-- begin --

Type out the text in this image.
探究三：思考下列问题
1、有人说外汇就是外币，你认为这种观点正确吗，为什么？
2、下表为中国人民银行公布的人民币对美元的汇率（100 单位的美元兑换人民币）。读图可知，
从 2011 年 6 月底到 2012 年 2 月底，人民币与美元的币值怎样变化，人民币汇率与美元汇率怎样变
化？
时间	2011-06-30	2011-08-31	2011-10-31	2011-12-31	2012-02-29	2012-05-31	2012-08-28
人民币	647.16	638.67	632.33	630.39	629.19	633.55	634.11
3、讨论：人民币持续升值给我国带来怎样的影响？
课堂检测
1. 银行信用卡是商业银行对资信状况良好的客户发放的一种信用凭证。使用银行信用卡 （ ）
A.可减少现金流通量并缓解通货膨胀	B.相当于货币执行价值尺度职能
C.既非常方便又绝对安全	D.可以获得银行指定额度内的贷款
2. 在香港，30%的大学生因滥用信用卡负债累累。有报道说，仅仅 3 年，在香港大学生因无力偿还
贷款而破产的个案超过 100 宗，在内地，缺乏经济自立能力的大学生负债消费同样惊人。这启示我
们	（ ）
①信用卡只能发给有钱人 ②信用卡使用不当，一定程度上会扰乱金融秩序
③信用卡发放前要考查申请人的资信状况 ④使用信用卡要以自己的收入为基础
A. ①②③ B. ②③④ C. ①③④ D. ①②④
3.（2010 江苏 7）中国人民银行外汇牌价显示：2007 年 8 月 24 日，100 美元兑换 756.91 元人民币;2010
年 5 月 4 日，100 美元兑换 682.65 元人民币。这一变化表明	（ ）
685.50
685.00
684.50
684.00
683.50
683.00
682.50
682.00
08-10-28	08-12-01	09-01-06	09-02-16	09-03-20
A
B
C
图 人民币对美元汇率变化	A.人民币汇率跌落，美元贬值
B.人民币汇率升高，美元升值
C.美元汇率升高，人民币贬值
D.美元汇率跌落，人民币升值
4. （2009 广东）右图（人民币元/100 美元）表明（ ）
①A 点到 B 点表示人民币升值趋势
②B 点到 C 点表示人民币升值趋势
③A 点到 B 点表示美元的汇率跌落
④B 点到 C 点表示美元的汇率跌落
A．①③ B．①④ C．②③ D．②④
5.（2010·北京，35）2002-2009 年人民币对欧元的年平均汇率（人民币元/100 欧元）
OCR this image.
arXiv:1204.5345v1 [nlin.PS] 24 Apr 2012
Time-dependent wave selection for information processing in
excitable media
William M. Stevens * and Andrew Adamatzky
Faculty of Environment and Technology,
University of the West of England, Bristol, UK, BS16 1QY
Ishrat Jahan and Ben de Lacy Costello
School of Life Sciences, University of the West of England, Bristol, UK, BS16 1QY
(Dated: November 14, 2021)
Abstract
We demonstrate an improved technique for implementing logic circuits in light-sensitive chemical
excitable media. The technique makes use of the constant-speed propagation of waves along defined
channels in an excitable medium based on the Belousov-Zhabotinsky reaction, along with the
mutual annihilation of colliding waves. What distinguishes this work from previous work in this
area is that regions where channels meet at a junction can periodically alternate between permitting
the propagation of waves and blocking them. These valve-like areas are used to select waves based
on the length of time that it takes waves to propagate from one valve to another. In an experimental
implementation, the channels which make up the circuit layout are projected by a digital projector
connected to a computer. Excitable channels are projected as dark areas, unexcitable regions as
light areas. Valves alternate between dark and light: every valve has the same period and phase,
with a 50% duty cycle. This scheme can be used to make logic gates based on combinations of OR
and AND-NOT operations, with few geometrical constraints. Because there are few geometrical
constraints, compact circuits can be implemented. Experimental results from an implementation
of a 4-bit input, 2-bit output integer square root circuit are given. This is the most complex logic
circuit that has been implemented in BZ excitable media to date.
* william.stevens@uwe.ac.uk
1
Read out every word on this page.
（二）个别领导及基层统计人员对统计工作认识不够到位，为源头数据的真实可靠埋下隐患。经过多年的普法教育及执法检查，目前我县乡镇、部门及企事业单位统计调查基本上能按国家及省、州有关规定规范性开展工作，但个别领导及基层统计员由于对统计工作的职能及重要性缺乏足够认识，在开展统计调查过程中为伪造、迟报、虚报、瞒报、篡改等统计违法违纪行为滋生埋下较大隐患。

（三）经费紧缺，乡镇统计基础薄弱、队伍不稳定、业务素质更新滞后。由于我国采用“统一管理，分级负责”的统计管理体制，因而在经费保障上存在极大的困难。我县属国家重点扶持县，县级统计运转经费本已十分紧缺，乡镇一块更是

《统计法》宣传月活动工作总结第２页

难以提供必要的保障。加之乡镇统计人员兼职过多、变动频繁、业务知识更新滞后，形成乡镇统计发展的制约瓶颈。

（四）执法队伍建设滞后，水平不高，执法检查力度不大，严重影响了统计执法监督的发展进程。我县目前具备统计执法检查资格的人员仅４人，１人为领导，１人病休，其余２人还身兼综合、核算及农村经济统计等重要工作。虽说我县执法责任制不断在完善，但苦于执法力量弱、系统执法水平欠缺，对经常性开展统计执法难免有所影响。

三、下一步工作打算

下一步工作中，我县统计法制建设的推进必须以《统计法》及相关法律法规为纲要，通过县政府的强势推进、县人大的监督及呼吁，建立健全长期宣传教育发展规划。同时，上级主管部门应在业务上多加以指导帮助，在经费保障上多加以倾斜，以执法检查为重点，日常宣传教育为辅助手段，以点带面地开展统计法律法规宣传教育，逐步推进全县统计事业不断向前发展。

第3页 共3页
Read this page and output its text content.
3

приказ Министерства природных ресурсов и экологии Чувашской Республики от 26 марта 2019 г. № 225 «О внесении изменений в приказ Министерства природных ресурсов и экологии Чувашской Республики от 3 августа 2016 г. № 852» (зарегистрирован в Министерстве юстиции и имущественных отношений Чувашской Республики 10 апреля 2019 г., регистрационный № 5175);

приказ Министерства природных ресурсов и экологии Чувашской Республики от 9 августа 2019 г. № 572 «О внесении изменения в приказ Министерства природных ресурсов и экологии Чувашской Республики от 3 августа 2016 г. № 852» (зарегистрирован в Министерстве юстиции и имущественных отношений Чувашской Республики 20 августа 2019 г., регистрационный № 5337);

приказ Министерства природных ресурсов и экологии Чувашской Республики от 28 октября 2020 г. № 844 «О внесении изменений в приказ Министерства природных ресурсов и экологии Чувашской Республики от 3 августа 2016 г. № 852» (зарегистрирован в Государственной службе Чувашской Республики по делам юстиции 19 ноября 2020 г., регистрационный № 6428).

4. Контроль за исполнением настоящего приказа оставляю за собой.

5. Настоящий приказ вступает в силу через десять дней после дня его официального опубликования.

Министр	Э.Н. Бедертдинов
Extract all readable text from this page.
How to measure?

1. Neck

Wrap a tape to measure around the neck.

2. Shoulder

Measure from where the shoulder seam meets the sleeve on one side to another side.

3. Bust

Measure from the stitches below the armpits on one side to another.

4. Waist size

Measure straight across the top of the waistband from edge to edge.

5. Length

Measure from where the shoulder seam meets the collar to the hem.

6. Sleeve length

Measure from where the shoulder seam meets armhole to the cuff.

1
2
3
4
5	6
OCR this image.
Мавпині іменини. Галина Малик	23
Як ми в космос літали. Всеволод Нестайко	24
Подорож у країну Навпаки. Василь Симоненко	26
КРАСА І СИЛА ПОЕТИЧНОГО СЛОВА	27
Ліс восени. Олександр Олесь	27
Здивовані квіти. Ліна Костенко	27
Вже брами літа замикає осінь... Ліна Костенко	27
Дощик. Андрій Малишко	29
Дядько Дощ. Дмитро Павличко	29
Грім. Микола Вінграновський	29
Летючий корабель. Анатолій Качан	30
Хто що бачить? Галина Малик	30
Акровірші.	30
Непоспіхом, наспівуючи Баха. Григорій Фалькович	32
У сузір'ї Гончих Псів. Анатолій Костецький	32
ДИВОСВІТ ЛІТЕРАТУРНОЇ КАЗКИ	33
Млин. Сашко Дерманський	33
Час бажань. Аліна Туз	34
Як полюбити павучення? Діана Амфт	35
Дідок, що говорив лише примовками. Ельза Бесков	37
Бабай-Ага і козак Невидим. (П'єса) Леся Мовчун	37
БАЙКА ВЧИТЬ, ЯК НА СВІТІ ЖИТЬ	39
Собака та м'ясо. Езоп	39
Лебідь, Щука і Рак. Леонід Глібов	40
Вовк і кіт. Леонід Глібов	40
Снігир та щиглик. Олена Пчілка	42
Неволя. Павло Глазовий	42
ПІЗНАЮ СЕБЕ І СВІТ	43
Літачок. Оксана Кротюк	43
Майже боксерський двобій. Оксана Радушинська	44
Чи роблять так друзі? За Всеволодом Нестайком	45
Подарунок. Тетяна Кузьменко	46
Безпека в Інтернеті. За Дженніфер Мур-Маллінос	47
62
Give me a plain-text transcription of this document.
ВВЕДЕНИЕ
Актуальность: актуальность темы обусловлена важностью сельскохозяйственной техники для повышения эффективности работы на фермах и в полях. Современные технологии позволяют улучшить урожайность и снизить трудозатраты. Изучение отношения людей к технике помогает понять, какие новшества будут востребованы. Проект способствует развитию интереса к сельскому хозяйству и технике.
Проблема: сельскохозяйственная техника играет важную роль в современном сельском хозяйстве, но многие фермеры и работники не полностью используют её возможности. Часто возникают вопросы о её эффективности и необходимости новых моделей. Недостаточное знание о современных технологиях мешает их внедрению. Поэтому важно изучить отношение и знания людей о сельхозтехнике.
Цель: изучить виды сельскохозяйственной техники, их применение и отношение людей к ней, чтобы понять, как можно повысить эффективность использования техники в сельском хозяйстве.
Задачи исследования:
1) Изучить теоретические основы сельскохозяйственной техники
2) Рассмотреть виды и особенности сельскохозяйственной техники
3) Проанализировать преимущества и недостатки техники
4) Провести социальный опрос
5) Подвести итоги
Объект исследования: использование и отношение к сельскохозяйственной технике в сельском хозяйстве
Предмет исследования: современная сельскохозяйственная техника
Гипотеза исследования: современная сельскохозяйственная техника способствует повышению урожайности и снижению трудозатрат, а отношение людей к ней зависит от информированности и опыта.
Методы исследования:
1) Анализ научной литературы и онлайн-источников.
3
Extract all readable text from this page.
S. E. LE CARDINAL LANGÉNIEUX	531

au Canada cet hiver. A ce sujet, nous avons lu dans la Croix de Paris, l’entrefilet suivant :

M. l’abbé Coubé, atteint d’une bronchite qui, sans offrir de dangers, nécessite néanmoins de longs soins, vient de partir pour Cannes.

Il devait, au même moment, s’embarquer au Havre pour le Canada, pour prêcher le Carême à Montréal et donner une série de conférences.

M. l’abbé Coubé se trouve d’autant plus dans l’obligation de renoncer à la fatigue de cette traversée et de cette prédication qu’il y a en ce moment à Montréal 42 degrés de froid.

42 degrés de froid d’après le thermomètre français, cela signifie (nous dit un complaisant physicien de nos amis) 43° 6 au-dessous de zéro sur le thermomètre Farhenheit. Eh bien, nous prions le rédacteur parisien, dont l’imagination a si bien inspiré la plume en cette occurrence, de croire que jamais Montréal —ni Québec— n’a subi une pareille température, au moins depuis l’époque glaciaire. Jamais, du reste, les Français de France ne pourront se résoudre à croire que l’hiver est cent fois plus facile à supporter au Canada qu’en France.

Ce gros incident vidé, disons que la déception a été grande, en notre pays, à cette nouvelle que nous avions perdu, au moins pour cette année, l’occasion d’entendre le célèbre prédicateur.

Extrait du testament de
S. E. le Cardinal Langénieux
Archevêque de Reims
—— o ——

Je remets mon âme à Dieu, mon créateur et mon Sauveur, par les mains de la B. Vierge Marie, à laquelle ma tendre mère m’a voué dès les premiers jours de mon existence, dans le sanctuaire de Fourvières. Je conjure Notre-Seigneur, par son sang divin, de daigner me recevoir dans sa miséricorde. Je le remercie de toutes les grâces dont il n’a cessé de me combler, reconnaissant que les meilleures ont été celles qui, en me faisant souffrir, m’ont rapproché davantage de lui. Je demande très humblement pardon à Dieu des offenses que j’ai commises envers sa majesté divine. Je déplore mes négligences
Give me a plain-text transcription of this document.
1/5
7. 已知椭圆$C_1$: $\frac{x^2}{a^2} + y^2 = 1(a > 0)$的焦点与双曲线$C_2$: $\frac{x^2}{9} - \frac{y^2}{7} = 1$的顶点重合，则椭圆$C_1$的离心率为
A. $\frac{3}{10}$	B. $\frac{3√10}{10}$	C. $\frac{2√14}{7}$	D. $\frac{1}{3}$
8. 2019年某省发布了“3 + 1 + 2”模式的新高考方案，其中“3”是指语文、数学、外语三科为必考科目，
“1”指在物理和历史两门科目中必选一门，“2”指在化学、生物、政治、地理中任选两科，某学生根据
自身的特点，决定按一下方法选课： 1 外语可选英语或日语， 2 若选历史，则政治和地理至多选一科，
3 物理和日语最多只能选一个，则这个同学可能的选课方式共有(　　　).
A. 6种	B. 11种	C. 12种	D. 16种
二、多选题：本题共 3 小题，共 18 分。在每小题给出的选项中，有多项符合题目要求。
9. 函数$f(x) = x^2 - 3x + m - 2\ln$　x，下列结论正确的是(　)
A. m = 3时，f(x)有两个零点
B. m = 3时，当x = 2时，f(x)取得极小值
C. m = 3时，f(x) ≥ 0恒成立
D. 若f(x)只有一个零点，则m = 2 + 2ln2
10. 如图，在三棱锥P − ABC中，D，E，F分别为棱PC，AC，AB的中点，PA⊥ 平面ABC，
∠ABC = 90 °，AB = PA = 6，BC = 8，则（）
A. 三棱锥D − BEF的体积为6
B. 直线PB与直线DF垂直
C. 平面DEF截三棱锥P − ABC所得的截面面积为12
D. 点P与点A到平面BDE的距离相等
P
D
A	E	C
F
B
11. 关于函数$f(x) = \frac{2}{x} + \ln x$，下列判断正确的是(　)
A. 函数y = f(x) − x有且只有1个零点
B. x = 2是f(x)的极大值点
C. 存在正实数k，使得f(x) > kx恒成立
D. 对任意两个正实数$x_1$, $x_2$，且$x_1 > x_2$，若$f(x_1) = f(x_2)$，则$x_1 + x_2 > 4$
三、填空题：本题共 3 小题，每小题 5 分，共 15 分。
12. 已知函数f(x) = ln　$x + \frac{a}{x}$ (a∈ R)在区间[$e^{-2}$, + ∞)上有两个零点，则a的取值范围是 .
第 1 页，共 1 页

-- end --

## What is expected
Of the lines in the records, determine how many contain the word "another", and report that number alone.

## Written answer
3